» **OBJECTIVE**
Identify each line below containing the string "text" and copy it.

┌─ MATERIAL

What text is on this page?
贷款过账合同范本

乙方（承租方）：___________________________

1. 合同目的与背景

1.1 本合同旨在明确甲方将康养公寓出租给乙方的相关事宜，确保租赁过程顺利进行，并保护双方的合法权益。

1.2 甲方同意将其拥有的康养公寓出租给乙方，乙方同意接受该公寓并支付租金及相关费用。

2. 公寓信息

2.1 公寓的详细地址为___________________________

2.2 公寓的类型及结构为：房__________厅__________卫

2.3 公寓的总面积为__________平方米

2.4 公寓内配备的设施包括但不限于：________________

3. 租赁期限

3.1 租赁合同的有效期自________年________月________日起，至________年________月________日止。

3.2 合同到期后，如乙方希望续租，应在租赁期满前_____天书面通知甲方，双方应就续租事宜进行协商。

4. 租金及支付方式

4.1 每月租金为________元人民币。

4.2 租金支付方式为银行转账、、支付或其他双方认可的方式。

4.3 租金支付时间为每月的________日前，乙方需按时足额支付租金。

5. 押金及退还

└─
┌─ MATERIAL

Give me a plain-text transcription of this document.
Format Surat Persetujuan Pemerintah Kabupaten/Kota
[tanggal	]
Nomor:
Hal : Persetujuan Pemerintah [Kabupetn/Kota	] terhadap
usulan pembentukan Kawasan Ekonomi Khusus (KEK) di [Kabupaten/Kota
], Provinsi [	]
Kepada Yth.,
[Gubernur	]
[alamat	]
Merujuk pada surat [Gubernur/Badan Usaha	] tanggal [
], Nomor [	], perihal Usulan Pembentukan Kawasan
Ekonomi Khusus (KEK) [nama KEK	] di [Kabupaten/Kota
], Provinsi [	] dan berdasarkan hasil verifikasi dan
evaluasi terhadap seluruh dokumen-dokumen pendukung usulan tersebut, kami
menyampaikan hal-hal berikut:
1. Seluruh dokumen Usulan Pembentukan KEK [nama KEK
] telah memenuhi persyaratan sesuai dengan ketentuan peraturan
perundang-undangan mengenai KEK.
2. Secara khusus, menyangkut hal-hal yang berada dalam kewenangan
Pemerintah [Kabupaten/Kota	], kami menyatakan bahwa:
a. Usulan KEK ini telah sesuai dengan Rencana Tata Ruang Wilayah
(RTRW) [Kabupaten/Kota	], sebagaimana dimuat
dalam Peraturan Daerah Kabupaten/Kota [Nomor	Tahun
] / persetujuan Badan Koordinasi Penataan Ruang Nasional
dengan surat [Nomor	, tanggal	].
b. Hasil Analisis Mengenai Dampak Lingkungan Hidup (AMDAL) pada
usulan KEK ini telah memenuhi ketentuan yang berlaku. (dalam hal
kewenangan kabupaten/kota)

└─

» **SOLUTION TO THE PROBLEM**
What text is on this page?
Give me a plain-text transcription of this document.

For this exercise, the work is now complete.